RECORDS SHOWN:
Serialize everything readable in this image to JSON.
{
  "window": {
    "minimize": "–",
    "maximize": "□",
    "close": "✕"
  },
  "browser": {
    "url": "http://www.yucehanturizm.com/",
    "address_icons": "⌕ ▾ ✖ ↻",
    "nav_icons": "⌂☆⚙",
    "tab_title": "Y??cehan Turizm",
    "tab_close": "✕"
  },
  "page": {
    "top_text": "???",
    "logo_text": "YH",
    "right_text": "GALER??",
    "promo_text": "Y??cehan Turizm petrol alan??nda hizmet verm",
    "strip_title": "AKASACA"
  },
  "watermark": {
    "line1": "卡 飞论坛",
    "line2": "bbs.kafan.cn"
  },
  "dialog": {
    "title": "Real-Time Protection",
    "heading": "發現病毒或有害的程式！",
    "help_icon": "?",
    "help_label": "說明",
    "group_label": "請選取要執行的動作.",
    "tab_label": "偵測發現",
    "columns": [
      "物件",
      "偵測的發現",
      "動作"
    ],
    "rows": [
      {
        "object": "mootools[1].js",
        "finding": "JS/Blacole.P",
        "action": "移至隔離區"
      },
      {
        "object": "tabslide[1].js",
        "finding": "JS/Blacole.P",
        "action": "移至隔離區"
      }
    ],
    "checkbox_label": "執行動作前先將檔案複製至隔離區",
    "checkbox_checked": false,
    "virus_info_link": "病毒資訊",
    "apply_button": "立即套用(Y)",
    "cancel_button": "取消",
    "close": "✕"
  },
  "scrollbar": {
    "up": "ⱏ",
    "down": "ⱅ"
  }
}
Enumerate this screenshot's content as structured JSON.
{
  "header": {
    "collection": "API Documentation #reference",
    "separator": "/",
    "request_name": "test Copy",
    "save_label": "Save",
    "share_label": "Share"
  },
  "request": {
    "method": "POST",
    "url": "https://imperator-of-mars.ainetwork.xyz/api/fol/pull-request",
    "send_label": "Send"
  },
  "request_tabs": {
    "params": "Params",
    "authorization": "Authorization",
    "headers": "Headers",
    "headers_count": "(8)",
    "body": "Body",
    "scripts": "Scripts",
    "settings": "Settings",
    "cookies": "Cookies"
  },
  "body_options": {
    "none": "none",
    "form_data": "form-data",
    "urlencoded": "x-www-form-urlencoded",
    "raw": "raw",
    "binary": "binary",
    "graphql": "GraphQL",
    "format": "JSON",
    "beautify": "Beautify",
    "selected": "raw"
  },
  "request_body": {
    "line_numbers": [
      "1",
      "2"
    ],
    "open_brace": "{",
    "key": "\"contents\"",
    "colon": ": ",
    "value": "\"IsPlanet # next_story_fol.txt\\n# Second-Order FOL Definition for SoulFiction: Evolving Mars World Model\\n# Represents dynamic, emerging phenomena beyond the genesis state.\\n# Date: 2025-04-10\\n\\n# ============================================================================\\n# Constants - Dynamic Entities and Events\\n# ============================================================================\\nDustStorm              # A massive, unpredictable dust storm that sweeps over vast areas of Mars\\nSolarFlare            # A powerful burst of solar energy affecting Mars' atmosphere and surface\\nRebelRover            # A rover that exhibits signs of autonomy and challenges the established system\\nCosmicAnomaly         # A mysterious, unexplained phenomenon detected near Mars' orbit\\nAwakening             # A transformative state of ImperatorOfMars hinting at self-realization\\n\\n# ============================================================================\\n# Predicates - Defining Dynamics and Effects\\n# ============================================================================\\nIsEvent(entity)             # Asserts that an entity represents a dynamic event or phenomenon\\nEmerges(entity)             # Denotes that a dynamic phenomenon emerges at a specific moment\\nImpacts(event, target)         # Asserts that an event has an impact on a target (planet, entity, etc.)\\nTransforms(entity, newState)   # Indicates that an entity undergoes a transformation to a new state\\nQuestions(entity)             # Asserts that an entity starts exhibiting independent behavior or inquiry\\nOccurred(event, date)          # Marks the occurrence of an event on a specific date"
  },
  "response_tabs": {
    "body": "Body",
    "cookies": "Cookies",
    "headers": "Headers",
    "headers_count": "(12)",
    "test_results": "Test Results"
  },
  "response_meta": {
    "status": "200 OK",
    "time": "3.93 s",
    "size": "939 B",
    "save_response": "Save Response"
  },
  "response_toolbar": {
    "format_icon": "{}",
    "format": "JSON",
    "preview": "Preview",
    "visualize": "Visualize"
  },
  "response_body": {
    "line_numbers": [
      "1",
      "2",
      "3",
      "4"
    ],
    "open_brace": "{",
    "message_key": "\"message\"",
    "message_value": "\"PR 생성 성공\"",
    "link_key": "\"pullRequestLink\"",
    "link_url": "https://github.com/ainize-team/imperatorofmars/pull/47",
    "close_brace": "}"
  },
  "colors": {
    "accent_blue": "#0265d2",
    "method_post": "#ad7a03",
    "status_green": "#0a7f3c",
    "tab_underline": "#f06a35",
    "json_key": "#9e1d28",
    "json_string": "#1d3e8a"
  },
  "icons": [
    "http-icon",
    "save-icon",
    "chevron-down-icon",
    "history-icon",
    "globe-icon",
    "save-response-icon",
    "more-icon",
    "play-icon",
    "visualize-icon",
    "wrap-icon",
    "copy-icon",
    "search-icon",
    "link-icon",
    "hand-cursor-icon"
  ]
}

EXERCISE: Only an exact copy of the data above will do.

YOUR SOLUTION:
Serialize everything readable in this image to JSON.
{
  "window": {
    "minimize": "–",
    "maximize": "□",
    "close": "✕"
  },
  "browser": {
    "url": "http://www.yucehanturizm.com/",
    "address_icons": "⌕ ▾ ✖ ↻",
    "nav_icons": "⌂☆⚙",
    "tab_title": "Y??cehan Turizm",
    "tab_close": "✕"
  },
  "page": {
    "top_text": "???",
    "logo_text": "YH",
    "right_text": "GALER??",
    "promo_text": "Y??cehan Turizm petrol alan??nda hizmet verm",
    "strip_title": "AKASACA"
  },
  "watermark": {
    "line1": "卡 飞论坛",
    "line2": "bbs.kafan.cn"
  },
  "dialog": {
    "title": "Real-Time Protection",
    "heading": "發現病毒或有害的程式！",
    "help_icon": "?",
    "help_label": "說明",
    "group_label": "請選取要執行的動作.",
    "tab_label": "偵測發現",
    "columns": [
      "物件",
      "偵測的發現",
      "動作"
    ],
    "rows": [
      {
        "object": "mootools[1].js",
        "finding": "JS/Blacole.P",
        "action": "移至隔離區"
      },
      {
        "object": "tabslide[1].js",
        "finding": "JS/Blacole.P",
        "action": "移至隔離區"
      }
    ],
    "checkbox_label": "執行動作前先將檔案複製至隔離區",
    "checkbox_checked": false,
    "virus_info_link": "病毒資訊",
    "apply_button": "立即套用(Y)",
    "cancel_button": "取消",
    "close": "✕"
  },
  "scrollbar": {
    "up": "ⱏ",
    "down": "ⱅ"
  }
}
Enumerate this screenshot's content as structured JSON.
{
  "header": {
    "collection": "API Documentation #reference",
    "separator": "/",
    "request_name": "test Copy",
    "save_label": "Save",
    "share_label": "Share"
  },
  "request": {
    "method": "POST",
    "url": "https://imperator-of-mars.ainetwork.xyz/api/fol/pull-request",
    "send_label": "Send"
  },
  "request_tabs": {
    "params": "Params",
    "authorization": "Authorization",
    "headers": "Headers",
    "headers_count": "(8)",
    "body": "Body",
    "scripts": "Scripts",
    "settings": "Settings",
    "cookies": "Cookies"
  },
  "body_options": {
    "none": "none",
    "form_data": "form-data",
    "urlencoded": "x-www-form-urlencoded",
    "raw": "raw",
    "binary": "binary",
    "graphql": "GraphQL",
    "format": "JSON",
    "beautify": "Beautify",
    "selected": "raw"
  },
  "request_body": {
    "line_numbers": [
      "1",
      "2"
    ],
    "open_brace": "{",
    "key": "\"contents\"",
    "colon": ": ",
    "value": "\"IsPlanet # next_story_fol.txt\\n# Second-Order FOL Definition for SoulFiction: Evolving Mars World Model\\n# Represents dynamic, emerging phenomena beyond the genesis state.\\n# Date: 2025-04-10\\n\\n# ============================================================================\\n# Constants - Dynamic Entities and Events\\n# ============================================================================\\nDustStorm              # A massive, unpredictable dust storm that sweeps over vast areas of Mars\\nSolarFlare            # A powerful burst of solar energy affecting Mars' atmosphere and surface\\nRebelRover            # A rover that exhibits signs of autonomy and challenges the established system\\nCosmicAnomaly         # A mysterious, unexplained phenomenon detected near Mars' orbit\\nAwakening             # A transformative state of ImperatorOfMars hinting at self-realization\\n\\n# ============================================================================\\n# Predicates - Defining Dynamics and Effects\\n# ============================================================================\\nIsEvent(entity)             # Asserts that an entity represents a dynamic event or phenomenon\\nEmerges(entity)             # Denotes that a dynamic phenomenon emerges at a specific moment\\nImpacts(event, target)         # Asserts that an event has an impact on a target (planet, entity, etc.)\\nTransforms(entity, newState)   # Indicates that an entity undergoes a transformation to a new state\\nQuestions(entity)             # Asserts that an entity starts exhibiting independent behavior or inquiry\\nOccurred(event, date)          # Marks the occurrence of an event on a specific date"
  },
  "response_tabs": {
    "body": "Body",
    "cookies": "Cookies",
    "headers": "Headers",
    "headers_count": "(12)",
    "test_results": "Test Results"
  },
  "response_meta": {
    "status": "200 OK",
    "time": "3.93 s",
    "size": "939 B",
    "save_response": "Save Response"
  },
  "response_toolbar": {
    "format_icon": "{}",
    "format": "JSON",
    "preview": "Preview",
    "visualize": "Visualize"
  },
  "response_body": {
    "line_numbers": [
      "1",
      "2",
      "3",
      "4"
    ],
    "open_brace": "{",
    "message_key": "\"message\"",
    "message_value": "\"PR 생성 성공\"",
    "link_key": "\"pullRequestLink\"",
    "link_url": "https://github.com/ainize-team/imperatorofmars/pull/47",
    "close_brace": "}"
  },
  "colors": {
    "accent_blue": "#0265d2",
    "method_post": "#ad7a03",
    "status_green": "#0a7f3c",
    "tab_underline": "#f06a35",
    "json_key": "#9e1d28",
    "json_string": "#1d3e8a"
  },
  "icons": [
    "http-icon",
    "save-icon",
    "chevron-down-icon",
    "history-icon",
    "globe-icon",
    "save-response-icon",
    "more-icon",
    "play-icon",
    "visualize-icon",
    "wrap-icon",
    "copy-icon",
    "search-icon",
    "link-icon",
    "hand-cursor-icon"
  ]
}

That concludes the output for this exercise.